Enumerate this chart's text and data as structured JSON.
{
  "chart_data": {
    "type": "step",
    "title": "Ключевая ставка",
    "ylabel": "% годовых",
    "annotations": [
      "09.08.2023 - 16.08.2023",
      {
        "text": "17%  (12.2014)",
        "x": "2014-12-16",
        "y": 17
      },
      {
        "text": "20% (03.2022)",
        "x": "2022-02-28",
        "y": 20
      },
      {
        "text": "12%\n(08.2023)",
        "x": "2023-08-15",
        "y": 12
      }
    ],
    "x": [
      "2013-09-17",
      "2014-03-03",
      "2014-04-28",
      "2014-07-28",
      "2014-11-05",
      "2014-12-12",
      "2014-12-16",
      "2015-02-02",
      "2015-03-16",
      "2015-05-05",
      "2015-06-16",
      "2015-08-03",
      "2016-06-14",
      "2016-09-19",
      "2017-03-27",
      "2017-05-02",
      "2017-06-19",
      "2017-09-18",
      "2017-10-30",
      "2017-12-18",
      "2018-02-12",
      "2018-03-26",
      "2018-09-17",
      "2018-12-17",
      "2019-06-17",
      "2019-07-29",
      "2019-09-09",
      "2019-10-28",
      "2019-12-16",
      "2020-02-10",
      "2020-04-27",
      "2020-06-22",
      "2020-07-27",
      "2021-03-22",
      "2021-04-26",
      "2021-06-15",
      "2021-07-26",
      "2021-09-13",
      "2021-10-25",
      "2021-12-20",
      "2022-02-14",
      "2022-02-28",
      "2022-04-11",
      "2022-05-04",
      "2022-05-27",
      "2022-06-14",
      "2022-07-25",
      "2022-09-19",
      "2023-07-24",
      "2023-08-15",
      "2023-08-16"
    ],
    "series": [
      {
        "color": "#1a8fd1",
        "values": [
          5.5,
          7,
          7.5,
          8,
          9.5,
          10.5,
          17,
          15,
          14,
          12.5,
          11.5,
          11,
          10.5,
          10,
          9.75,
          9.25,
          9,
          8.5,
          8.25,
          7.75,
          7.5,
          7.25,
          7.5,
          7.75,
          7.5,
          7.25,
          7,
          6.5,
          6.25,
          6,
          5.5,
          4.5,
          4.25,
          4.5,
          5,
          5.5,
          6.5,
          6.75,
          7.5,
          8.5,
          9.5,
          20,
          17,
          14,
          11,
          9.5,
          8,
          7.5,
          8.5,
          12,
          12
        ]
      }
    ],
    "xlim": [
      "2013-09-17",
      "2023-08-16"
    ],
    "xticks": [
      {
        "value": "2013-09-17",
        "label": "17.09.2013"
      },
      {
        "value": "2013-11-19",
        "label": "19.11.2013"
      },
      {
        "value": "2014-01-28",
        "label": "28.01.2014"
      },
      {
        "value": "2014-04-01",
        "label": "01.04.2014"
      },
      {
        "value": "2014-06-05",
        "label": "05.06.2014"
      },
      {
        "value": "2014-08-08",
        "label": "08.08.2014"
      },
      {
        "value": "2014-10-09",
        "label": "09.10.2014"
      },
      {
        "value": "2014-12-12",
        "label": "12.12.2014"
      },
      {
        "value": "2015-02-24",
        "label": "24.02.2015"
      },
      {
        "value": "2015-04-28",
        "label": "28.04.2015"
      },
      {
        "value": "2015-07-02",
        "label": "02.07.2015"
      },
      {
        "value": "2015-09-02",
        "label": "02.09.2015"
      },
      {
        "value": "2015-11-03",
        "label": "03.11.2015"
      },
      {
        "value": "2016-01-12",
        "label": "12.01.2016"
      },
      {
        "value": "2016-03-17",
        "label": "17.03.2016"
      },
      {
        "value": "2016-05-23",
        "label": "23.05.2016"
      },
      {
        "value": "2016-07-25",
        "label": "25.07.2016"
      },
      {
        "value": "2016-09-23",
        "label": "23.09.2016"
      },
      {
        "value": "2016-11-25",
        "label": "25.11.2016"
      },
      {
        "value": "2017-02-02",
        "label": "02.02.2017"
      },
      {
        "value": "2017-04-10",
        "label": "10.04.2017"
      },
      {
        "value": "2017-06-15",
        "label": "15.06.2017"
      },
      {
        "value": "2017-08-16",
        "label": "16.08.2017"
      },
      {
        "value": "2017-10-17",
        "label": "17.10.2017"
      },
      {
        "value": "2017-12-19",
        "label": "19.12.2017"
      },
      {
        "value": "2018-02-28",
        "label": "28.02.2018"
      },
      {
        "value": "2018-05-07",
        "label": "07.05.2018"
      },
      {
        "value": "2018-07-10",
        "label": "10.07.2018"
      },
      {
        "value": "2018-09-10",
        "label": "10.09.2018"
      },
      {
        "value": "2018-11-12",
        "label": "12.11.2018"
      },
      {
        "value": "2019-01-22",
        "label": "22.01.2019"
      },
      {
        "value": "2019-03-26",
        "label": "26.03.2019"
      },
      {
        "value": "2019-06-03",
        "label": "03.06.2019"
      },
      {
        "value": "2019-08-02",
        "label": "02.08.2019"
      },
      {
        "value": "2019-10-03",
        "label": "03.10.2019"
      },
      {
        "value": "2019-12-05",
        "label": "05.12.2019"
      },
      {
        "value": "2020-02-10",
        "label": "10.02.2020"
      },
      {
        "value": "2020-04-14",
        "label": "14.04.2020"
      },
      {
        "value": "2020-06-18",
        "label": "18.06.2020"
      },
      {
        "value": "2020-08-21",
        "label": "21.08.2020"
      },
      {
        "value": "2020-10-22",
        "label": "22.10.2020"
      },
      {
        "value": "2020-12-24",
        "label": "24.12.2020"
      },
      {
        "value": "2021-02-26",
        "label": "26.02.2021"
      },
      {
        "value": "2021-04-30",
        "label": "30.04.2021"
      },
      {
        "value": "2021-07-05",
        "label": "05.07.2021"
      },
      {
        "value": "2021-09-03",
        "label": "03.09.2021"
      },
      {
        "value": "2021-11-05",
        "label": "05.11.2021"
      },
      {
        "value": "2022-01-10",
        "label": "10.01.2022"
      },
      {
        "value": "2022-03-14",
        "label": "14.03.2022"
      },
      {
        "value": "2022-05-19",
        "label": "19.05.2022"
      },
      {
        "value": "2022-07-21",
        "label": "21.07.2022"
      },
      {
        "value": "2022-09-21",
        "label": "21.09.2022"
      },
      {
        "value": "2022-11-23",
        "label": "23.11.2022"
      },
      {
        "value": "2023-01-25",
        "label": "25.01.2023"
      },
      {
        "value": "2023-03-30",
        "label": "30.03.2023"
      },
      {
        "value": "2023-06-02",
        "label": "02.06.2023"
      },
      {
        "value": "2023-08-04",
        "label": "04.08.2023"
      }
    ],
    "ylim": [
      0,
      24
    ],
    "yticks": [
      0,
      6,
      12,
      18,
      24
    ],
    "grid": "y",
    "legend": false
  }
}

### Work instructions
Every entry should be printed again exactly as written.

### Output of the task
Enumerate this chart's text and data as structured JSON.
{
  "chart_data": {
    "type": "step",
    "title": "Ключевая ставка",
    "ylabel": "% годовых",
    "annotations": [
      "09.08.2023 - 16.08.2023",
      {
        "text": "17%  (12.2014)",
        "x": "2014-12-16",
        "y": 17
      },
      {
        "text": "20% (03.2022)",
        "x": "2022-02-28",
        "y": 20
      },
      {
        "text": "12%\n(08.2023)",
        "x": "2023-08-15",
        "y": 12
      }
    ],
    "x": [
      "2013-09-17",
      "2014-03-03",
      "2014-04-28",
      "2014-07-28",
      "2014-11-05",
      "2014-12-12",
      "2014-12-16",
      "2015-02-02",
      "2015-03-16",
      "2015-05-05",
      "2015-06-16",
      "2015-08-03",
      "2016-06-14",
      "2016-09-19",
      "2017-03-27",
      "2017-05-02",
      "2017-06-19",
      "2017-09-18",
      "2017-10-30",
      "2017-12-18",
      "2018-02-12",
      "2018-03-26",
      "2018-09-17",
      "2018-12-17",
      "2019-06-17",
      "2019-07-29",
      "2019-09-09",
      "2019-10-28",
      "2019-12-16",
      "2020-02-10",
      "2020-04-27",
      "2020-06-22",
      "2020-07-27",
      "2021-03-22",
      "2021-04-26",
      "2021-06-15",
      "2021-07-26",
      "2021-09-13",
      "2021-10-25",
      "2021-12-20",
      "2022-02-14",
      "2022-02-28",
      "2022-04-11",
      "2022-05-04",
      "2022-05-27",
      "2022-06-14",
      "2022-07-25",
      "2022-09-19",
      "2023-07-24",
      "2023-08-15",
      "2023-08-16"
    ],
    "series": [
      {
        "color": "#1a8fd1",
        "values": [
          5.5,
          7,
          7.5,
          8,
          9.5,
          10.5,
          17,
          15,
          14,
          12.5,
          11.5,
          11,
          10.5,
          10,
          9.75,
          9.25,
          9,
          8.5,
          8.25,
          7.75,
          7.5,
          7.25,
          7.5,
          7.75,
          7.5,
          7.25,
          7,
          6.5,
          6.25,
          6,
          5.5,
          4.5,
          4.25,
          4.5,
          5,
          5.5,
          6.5,
          6.75,
          7.5,
          8.5,
          9.5,
          20,
          17,
          14,
          11,
          9.5,
          8,
          7.5,
          8.5,
          12,
          12
        ]
      }
    ],
    "xlim": [
      "2013-09-17",
      "2023-08-16"
    ],
    "xticks": [
      {
        "value": "2013-09-17",
        "label": "17.09.2013"
      },
      {
        "value": "2013-11-19",
        "label": "19.11.2013"
      },
      {
        "value": "2014-01-28",
        "label": "28.01.2014"
      },
      {
        "value": "2014-04-01",
        "label": "01.04.2014"
      },
      {
        "value": "2014-06-05",
        "label": "05.06.2014"
      },
      {
        "value": "2014-08-08",
        "label": "08.08.2014"
      },
      {
        "value": "2014-10-09",
        "label": "09.10.2014"
      },
      {
        "value": "2014-12-12",
        "label": "12.12.2014"
      },
      {
        "value": "2015-02-24",
        "label": "24.02.2015"
      },
      {
        "value": "2015-04-28",
        "label": "28.04.2015"
      },
      {
        "value": "2015-07-02",
        "label": "02.07.2015"
      },
      {
        "value": "2015-09-02",
        "label": "02.09.2015"
      },
      {
        "value": "2015-11-03",
        "label": "03.11.2015"
      },
      {
        "value": "2016-01-12",
        "label": "12.01.2016"
      },
      {
        "value": "2016-03-17",
        "label": "17.03.2016"
      },
      {
        "value": "2016-05-23",
        "label": "23.05.2016"
      },
      {
        "value": "2016-07-25",
        "label": "25.07.2016"
      },
      {
        "value": "2016-09-23",
        "label": "23.09.2016"
      },
      {
        "value": "2016-11-25",
        "label": "25.11.2016"
      },
      {
        "value": "2017-02-02",
        "label": "02.02.2017"
      },
      {
        "value": "2017-04-10",
        "label": "10.04.2017"
      },
      {
        "value": "2017-06-15",
        "label": "15.06.2017"
      },
      {
        "value": "2017-08-16",
        "label": "16.08.2017"
      },
      {
        "value": "2017-10-17",
        "label": "17.10.2017"
      },
      {
        "value": "2017-12-19",
        "label": "19.12.2017"
      },
      {
        "value": "2018-02-28",
        "label": "28.02.2018"
      },
      {
        "value": "2018-05-07",
        "label": "07.05.2018"
      },
      {
        "value": "2018-07-10",
        "label": "10.07.2018"
      },
      {
        "value": "2018-09-10",
        "label": "10.09.2018"
      },
      {
        "value": "2018-11-12",
        "label": "12.11.2018"
      },
      {
        "value": "2019-01-22",
        "label": "22.01.2019"
      },
      {
        "value": "2019-03-26",
        "label": "26.03.2019"
      },
      {
        "value": "2019-06-03",
        "label": "03.06.2019"
      },
      {
        "value": "2019-08-02",
        "label": "02.08.2019"
      },
      {
        "value": "2019-10-03",
        "label": "03.10.2019"
      },
      {
        "value": "2019-12-05",
        "label": "05.12.2019"
      },
      {
        "value": "2020-02-10",
        "label": "10.02.2020"
      },
      {
        "value": "2020-04-14",
        "label": "14.04.2020"
      },
      {
        "value": "2020-06-18",
        "label": "18.06.2020"
      },
      {
        "value": "2020-08-21",
        "label": "21.08.2020"
      },
      {
        "value": "2020-10-22",
        "label": "22.10.2020"
      },
      {
        "value": "2020-12-24",
        "label": "24.12.2020"
      },
      {
        "value": "2021-02-26",
        "label": "26.02.2021"
      },
      {
        "value": "2021-04-30",
        "label": "30.04.2021"
      },
      {
        "value": "2021-07-05",
        "label": "05.07.2021"
      },
      {
        "value": "2021-09-03",
        "label": "03.09.2021"
      },
      {
        "value": "2021-11-05",
        "label": "05.11.2021"
      },
      {
        "value": "2022-01-10",
        "label": "10.01.2022"
      },
      {
        "value": "2022-03-14",
        "label": "14.03.2022"
      },
      {
        "value": "2022-05-19",
        "label": "19.05.2022"
      },
      {
        "value": "2022-07-21",
        "label": "21.07.2022"
      },
      {
        "value": "2022-09-21",
        "label": "21.09.2022"
      },
      {
        "value": "2022-11-23",
        "label": "23.11.2022"
      },
      {
        "value": "2023-01-25",
        "label": "25.01.2023"
      },
      {
        "value": "2023-03-30",
        "label": "30.03.2023"
      },
      {
        "value": "2023-06-02",
        "label": "02.06.2023"
      },
      {
        "value": "2023-08-04",
        "label": "04.08.2023"
      }
    ],
    "ylim": [
      0,
      24
    ],
    "yticks": [
      0,
      6,
      12,
      18,
      24
    ],
    "grid": "y",
    "legend": false
  }
}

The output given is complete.